[Assignment]: The exercise calls for a faithful copy of all the data.

(Beginning of Information supplied)

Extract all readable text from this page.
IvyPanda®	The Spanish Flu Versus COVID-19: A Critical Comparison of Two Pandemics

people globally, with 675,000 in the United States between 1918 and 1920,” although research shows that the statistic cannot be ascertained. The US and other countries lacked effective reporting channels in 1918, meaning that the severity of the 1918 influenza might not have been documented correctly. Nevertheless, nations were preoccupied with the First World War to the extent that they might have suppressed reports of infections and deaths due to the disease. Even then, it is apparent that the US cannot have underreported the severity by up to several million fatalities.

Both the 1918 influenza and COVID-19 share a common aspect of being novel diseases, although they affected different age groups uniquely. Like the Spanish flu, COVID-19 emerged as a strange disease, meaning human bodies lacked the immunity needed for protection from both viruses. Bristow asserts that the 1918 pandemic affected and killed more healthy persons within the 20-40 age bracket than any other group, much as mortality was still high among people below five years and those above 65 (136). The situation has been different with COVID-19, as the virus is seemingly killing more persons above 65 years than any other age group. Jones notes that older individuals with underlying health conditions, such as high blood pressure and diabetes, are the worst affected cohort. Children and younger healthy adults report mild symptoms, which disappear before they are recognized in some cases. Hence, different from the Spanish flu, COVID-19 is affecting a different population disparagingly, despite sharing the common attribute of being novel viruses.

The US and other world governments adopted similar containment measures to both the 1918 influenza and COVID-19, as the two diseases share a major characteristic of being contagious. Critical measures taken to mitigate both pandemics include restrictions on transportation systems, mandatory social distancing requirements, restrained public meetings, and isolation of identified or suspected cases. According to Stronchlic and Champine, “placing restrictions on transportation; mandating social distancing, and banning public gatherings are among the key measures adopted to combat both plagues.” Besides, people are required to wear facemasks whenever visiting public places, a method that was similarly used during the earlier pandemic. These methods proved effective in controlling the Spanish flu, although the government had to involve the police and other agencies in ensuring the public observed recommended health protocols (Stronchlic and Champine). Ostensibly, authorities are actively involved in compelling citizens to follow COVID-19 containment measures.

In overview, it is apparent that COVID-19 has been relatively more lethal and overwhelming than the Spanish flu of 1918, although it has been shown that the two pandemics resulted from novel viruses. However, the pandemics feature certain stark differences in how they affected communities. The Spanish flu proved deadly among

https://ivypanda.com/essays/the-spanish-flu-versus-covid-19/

(End of Information supplied)

[Your solution]:
Extract all readable text from this page.
IvyPanda®	The Spanish Flu Versus COVID-19: A Critical Comparison of Two Pandemics

people globally, with 675,000 in the United States between 1918 and 1920,” although research shows that the statistic cannot be ascertained. The US and other countries lacked effective reporting channels in 1918, meaning that the severity of the 1918 influenza might not have been documented correctly. Nevertheless, nations were preoccupied with the First World War to the extent that they might have suppressed reports of infections and deaths due to the disease. Even then, it is apparent that the US cannot have underreported the severity by up to several million fatalities.

Both the 1918 influenza and COVID-19 share a common aspect of being novel diseases, although they affected different age groups uniquely. Like the Spanish flu, COVID-19 emerged as a strange disease, meaning human bodies lacked the immunity needed for protection from both viruses. Bristow asserts that the 1918 pandemic affected and killed more healthy persons within the 20-40 age bracket than any other group, much as mortality was still high among people below five years and those above 65 (136). The situation has been different with COVID-19, as the virus is seemingly killing more persons above 65 years than any other age group. Jones notes that older individuals with underlying health conditions, such as high blood pressure and diabetes, are the worst affected cohort. Children and younger healthy adults report mild symptoms, which disappear before they are recognized in some cases. Hence, different from the Spanish flu, COVID-19 is affecting a different population disparagingly, despite sharing the common attribute of being novel viruses.

The US and other world governments adopted similar containment measures to both the 1918 influenza and COVID-19, as the two diseases share a major characteristic of being contagious. Critical measures taken to mitigate both pandemics include restrictions on transportation systems, mandatory social distancing requirements, restrained public meetings, and isolation of identified or suspected cases. According to Stronchlic and Champine, “placing restrictions on transportation; mandating social distancing, and banning public gatherings are among the key measures adopted to combat both plagues.” Besides, people are required to wear facemasks whenever visiting public places, a method that was similarly used during the earlier pandemic. These methods proved effective in controlling the Spanish flu, although the government had to involve the police and other agencies in ensuring the public observed recommended health protocols (Stronchlic and Champine). Ostensibly, authorities are actively involved in compelling citizens to follow COVID-19 containment measures.

In overview, it is apparent that COVID-19 has been relatively more lethal and overwhelming than the Spanish flu of 1918, although it has been shown that the two pandemics resulted from novel viruses. However, the pandemics feature certain stark differences in how they affected communities. The Spanish flu proved deadly among

https://ivypanda.com/essays/the-spanish-flu-versus-covid-19/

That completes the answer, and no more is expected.